start

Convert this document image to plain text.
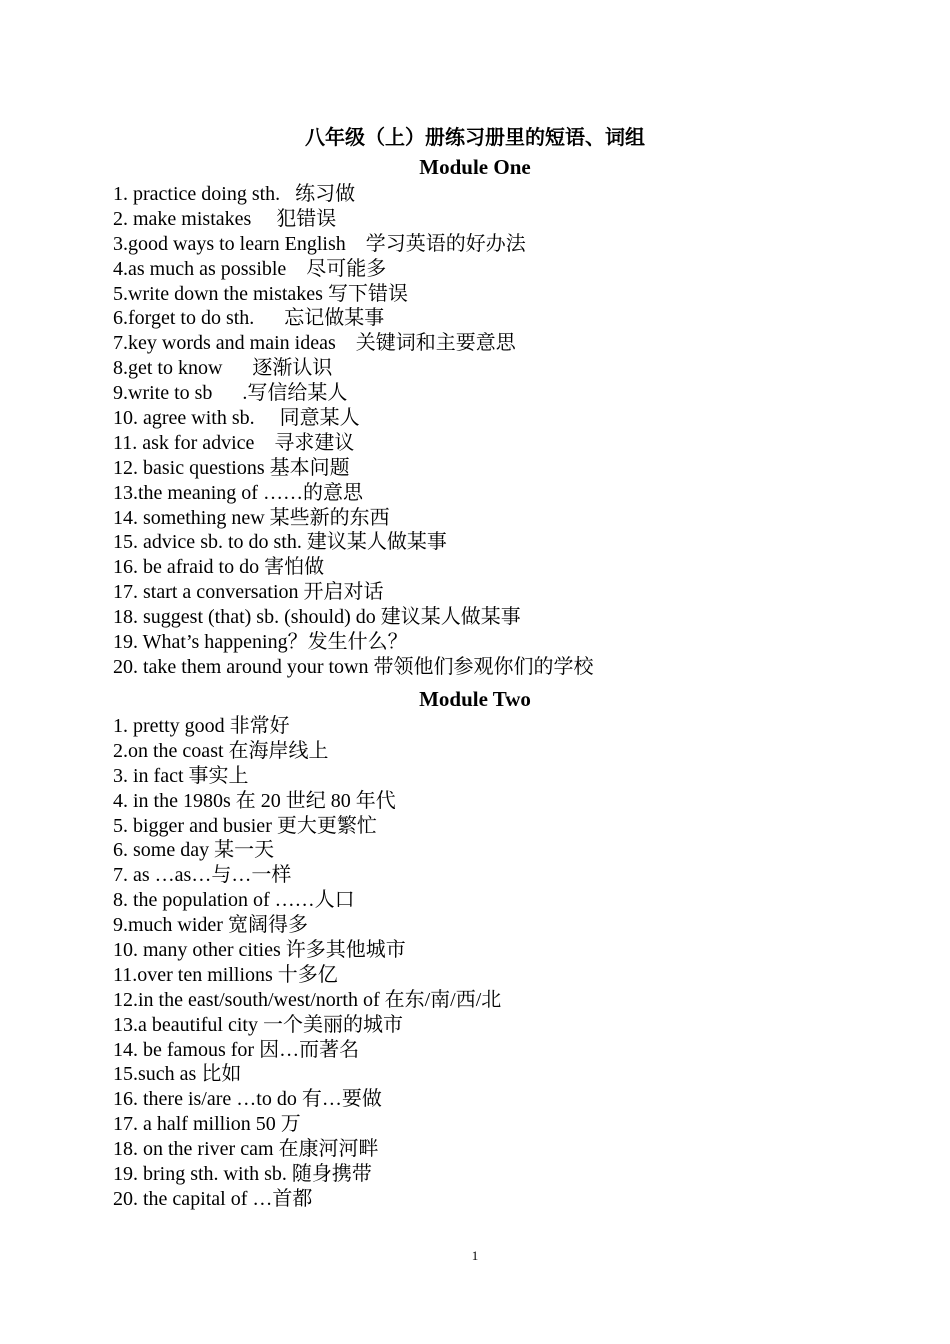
八年级（上）册练习册里的短语、词组
Module One
1. practice doing sth.   练习做
2. make mistakes     犯错误
3.good ways to learn English    学习英语的好办法
4.as much as possible    尽可能多
5.write down the mistakes 写下错误
6.forget to do sth.      忘记做某事
7.key words and main ideas    关键词和主要意思
8.get to know      逐渐认识
9.write to sb      .写信给某人
10. agree with sb.     同意某人
11. ask for advice    寻求建议
12. basic questions 基本问题
13.the meaning of ……的意思
14. something new 某些新的东西
15. advice sb. to do sth. 建议某人做某事
16. be afraid to do 害怕做
17. start a conversation 开启对话
18. suggest (that) sb. (should) do 建议某人做某事
19. What’s happening？发生什么？
20. take them around your town 带领他们参观你们的学校
Module Two
1. pretty good 非常好
2.on the coast 在海岸线上
3. in fact 事实上
4. in the 1980s 在 20 世纪 80 年代
5. bigger and busier 更大更繁忙
6. some day 某一天
7. as …as…与…一样
8. the population of ……人口
9.much wider 宽阔得多
10. many other cities 许多其他城市
11.over ten millions 十多亿
12.in the east/south/west/north of 在东/南/西/北
13.a beautiful city 一个美丽的城市
14. be famous for 因…而著名
15.such as 比如
16. there is/are …to do 有…要做
17. a half million 50 万
18. on the river cam 在康河河畔
19. bring sth. with sb. 随身携带
20. the capital of …首都
1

end

Pick out the lines above that hold the string "advice" and show them.

11. ask for advice    寻求建议
15. advice sb. to do sth. 建议某人做某事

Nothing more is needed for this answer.